■ **Instructions for the task**
Below are the records; copy each line in them that holds the word "cells".

■ **Data for review**
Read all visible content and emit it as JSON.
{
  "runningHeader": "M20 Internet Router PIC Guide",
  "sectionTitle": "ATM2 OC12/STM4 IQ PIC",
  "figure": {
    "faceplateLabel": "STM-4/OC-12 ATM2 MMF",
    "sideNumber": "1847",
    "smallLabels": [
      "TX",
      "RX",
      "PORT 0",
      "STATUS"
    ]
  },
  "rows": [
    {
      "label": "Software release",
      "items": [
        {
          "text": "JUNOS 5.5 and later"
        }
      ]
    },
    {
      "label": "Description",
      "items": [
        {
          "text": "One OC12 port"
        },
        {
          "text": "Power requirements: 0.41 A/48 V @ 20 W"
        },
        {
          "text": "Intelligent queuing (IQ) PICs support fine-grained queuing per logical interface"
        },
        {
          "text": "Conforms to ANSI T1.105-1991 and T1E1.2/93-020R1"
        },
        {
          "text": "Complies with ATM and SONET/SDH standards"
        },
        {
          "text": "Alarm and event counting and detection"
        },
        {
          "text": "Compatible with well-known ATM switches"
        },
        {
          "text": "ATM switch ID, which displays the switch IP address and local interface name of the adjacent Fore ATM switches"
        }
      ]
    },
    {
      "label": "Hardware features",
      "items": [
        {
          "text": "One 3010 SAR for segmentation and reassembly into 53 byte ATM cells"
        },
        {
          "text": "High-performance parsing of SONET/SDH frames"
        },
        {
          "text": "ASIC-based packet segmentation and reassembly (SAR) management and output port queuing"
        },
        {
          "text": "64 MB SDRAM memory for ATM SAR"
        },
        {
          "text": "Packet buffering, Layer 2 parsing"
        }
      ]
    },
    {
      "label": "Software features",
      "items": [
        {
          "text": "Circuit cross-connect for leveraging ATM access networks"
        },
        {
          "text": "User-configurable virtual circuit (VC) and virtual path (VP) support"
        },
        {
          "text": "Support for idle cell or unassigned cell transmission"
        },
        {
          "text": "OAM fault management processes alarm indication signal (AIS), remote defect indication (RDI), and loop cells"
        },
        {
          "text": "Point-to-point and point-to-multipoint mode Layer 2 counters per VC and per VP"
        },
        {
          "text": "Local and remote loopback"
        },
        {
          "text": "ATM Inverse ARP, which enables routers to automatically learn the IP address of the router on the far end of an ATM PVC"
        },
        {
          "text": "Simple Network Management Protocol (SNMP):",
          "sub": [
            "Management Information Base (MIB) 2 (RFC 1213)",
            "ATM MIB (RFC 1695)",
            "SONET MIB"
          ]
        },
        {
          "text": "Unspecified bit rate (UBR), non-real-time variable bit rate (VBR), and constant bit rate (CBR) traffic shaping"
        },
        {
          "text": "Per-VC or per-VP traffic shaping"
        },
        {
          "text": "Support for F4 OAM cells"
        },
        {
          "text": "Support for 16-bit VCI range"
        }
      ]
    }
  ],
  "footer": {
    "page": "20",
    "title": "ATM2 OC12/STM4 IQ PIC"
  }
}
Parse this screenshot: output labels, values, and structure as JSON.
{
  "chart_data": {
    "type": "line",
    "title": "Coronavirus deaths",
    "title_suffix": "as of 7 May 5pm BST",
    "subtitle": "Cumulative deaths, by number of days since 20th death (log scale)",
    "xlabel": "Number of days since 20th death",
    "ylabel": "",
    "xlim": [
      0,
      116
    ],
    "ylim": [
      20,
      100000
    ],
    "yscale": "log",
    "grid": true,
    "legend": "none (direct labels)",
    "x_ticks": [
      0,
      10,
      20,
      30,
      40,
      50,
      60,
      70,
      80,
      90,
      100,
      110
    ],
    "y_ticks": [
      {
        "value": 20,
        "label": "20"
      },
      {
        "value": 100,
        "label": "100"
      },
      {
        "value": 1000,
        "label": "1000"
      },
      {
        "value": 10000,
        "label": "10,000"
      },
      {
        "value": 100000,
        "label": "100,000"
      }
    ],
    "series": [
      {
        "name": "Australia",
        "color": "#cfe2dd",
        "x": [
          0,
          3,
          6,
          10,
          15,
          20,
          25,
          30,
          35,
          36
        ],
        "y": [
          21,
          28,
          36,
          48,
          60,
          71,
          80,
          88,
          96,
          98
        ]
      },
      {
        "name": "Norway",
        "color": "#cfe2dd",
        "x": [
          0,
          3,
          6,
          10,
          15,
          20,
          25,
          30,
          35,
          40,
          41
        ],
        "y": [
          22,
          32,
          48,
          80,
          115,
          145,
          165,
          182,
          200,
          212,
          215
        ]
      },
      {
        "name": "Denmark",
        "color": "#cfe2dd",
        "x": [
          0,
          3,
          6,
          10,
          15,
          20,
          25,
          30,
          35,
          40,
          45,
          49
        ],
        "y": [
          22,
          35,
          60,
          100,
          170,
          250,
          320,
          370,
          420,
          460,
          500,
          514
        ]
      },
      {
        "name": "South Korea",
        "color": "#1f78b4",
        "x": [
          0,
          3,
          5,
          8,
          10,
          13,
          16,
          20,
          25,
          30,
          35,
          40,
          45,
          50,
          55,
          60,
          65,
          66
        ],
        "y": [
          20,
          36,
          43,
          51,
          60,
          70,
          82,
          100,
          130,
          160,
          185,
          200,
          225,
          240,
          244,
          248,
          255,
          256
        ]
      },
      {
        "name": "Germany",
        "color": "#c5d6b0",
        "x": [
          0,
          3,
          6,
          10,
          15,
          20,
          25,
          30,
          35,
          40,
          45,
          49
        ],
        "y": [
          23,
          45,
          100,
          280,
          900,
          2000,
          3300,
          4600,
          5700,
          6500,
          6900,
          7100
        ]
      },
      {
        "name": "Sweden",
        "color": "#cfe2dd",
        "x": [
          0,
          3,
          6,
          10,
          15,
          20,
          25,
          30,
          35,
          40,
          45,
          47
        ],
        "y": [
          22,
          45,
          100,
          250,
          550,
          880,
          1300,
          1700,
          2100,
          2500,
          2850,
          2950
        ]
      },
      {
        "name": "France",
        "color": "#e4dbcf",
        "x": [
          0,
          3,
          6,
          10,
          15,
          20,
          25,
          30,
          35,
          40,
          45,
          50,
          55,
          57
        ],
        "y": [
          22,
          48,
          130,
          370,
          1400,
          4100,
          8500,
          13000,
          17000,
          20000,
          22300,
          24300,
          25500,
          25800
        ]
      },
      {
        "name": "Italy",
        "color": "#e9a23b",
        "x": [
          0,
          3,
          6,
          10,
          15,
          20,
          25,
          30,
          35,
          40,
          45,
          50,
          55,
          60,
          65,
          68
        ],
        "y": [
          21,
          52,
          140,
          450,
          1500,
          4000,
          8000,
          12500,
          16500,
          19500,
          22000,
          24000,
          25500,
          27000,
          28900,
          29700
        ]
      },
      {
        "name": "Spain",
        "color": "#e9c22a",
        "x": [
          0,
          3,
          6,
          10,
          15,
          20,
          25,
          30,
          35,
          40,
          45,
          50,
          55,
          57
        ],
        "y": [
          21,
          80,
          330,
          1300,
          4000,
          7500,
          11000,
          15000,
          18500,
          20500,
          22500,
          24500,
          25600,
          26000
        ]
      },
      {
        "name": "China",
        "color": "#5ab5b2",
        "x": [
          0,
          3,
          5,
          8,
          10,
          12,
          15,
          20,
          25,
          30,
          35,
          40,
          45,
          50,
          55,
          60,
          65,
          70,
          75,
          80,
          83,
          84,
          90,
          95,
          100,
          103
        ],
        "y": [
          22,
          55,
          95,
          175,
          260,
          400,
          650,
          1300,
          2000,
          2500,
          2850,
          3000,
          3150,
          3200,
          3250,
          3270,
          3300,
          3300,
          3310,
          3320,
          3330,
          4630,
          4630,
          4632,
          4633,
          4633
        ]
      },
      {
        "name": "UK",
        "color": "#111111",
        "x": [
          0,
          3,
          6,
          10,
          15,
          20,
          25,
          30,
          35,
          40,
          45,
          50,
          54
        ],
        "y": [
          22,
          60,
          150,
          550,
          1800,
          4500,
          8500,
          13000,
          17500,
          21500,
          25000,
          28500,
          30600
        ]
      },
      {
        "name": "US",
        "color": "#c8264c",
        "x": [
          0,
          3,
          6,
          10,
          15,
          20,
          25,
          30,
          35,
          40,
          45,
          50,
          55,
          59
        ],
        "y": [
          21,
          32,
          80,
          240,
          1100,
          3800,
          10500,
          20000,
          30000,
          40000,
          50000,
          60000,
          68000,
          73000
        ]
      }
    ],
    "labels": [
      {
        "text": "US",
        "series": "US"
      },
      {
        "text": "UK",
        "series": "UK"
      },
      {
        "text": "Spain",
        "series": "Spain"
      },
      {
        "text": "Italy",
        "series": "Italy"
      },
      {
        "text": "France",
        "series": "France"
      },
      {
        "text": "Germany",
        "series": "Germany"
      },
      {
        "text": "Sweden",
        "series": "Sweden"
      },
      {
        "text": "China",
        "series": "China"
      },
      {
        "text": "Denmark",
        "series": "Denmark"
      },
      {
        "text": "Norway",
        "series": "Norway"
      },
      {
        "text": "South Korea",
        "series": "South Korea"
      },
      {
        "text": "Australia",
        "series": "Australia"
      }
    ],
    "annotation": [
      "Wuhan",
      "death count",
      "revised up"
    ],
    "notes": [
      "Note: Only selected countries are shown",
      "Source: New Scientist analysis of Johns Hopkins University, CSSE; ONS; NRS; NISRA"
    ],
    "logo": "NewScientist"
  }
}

■ **Result of the exercise**
          "text": "One 3010 SAR for segmentation and reassembly into 53 byte ATM cells"
          "text": "OAM fault management processes alarm indication signal (AIS), remote defect indication (RDI), and loop cells"
          "text": "Support for F4 OAM cells"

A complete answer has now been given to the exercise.